** START Supplied data **
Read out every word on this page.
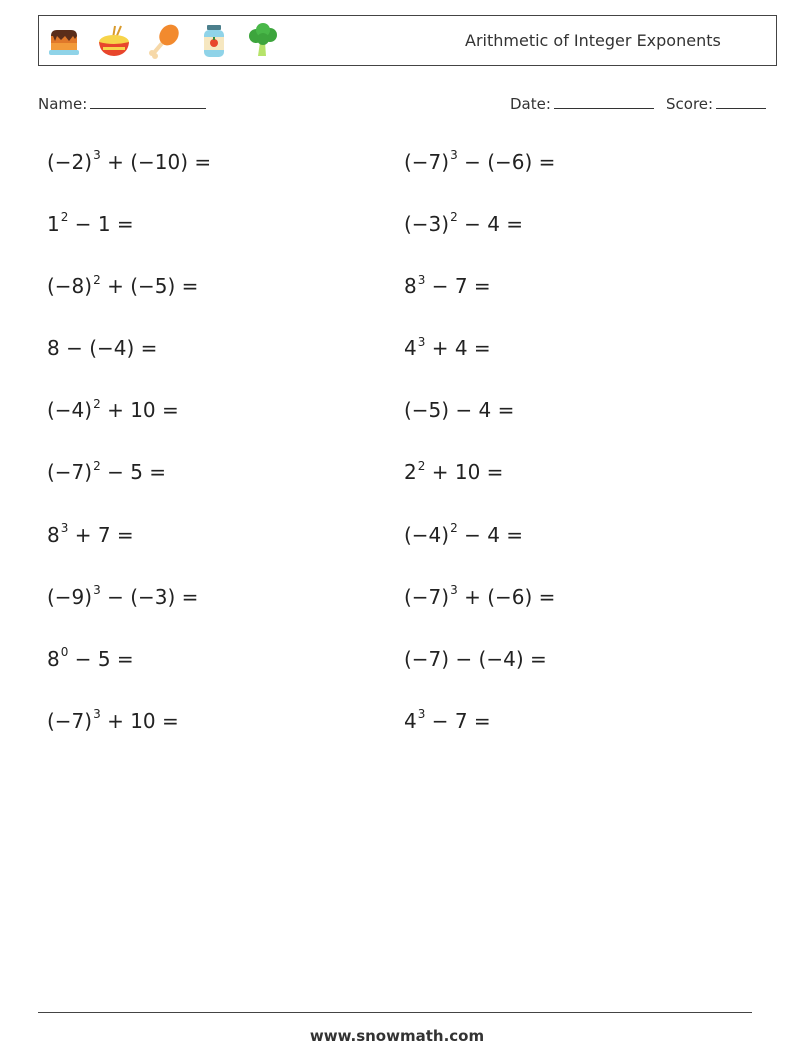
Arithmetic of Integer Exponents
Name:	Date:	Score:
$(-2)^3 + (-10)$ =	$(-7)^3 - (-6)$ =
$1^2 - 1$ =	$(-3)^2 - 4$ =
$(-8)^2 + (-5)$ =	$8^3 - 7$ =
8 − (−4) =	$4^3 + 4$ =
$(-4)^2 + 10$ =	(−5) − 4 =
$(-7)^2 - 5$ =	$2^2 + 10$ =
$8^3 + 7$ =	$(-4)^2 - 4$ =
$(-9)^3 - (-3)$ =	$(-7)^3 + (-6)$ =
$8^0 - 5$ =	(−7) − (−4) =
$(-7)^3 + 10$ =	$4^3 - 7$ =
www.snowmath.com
** END Supplied data **
** START Supplied data **
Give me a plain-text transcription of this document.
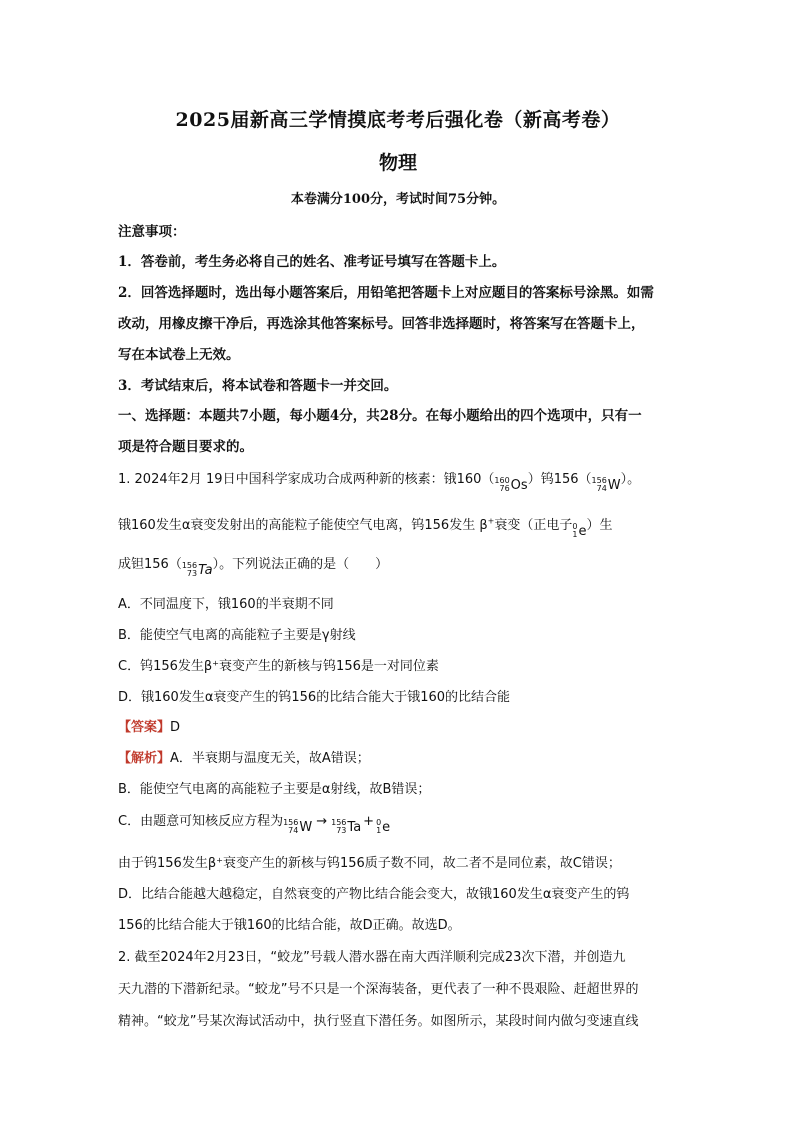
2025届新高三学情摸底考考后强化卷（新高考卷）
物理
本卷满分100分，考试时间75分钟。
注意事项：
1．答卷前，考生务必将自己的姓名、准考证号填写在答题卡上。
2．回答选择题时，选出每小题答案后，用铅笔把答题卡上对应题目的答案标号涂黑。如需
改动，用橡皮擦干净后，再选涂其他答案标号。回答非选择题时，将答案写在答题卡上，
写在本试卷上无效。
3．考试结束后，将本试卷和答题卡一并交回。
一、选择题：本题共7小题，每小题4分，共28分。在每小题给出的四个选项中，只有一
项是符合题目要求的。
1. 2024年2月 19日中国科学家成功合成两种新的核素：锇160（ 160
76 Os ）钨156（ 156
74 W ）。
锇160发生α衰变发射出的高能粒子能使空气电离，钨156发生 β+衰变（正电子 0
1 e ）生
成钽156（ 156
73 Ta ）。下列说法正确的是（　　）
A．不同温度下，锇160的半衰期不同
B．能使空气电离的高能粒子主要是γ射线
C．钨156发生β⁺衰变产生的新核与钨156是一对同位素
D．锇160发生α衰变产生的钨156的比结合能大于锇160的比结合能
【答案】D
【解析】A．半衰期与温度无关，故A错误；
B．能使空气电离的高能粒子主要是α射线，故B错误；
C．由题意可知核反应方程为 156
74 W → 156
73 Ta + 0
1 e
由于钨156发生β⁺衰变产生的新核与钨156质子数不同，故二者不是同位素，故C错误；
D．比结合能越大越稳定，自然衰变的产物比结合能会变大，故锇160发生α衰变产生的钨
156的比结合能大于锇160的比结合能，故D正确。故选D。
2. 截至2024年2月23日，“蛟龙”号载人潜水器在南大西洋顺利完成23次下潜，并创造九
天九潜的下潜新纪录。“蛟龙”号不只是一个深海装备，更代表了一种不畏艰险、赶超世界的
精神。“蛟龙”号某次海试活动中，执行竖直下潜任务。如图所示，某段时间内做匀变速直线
** END Supplied data **
** START Supplied data **
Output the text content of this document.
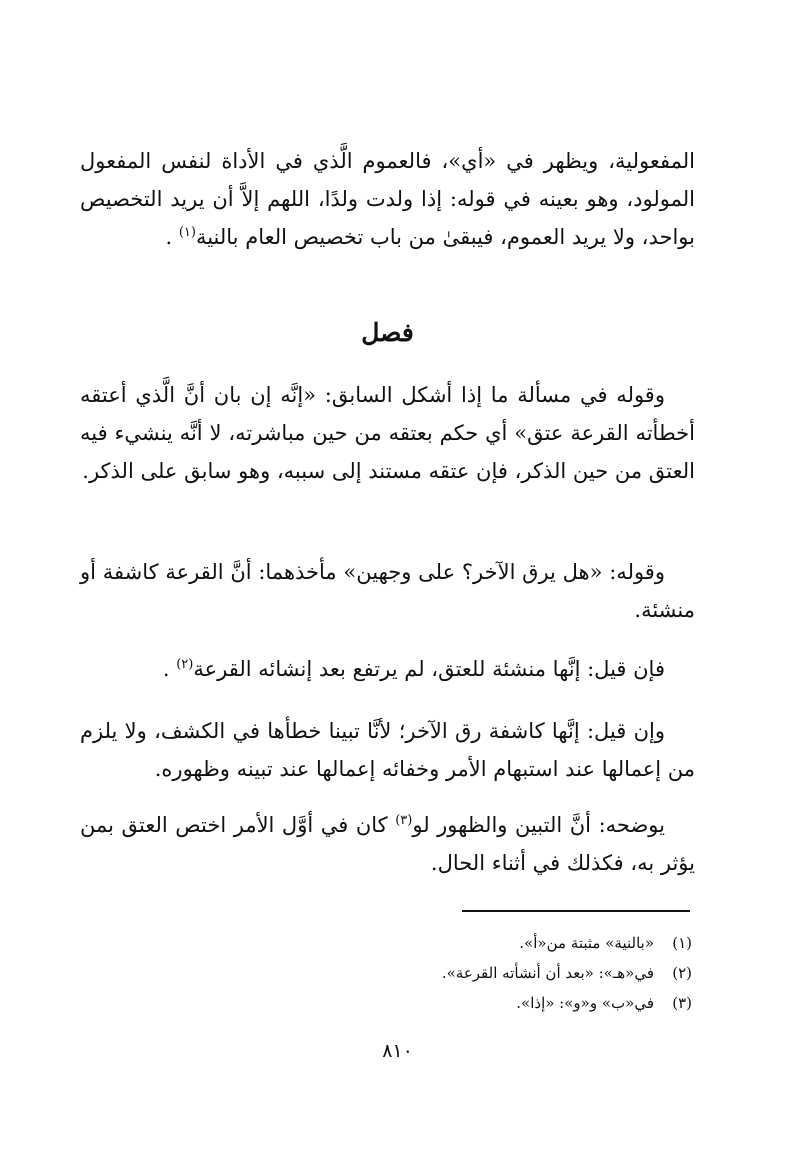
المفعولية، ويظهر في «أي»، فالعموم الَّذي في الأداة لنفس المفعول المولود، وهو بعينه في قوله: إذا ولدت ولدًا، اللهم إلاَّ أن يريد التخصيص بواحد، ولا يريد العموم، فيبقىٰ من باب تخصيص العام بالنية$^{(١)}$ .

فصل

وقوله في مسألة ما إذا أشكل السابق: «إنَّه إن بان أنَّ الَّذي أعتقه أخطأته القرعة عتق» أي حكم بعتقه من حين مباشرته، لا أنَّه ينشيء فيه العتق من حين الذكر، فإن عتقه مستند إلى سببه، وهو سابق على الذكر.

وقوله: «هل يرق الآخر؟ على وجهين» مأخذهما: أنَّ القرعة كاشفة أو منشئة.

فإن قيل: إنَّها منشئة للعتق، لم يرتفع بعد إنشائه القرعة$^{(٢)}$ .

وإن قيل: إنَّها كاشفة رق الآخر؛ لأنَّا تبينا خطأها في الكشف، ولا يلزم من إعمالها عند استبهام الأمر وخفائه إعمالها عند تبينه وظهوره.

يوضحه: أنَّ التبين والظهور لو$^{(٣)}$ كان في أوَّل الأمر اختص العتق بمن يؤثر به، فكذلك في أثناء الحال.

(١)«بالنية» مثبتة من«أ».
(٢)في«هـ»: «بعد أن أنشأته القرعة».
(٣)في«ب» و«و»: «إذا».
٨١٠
** END Supplied data **
What this task involves: Using the listing, say how many lines include the word "بالنية", and add nothing else.

Solution to this problem: 2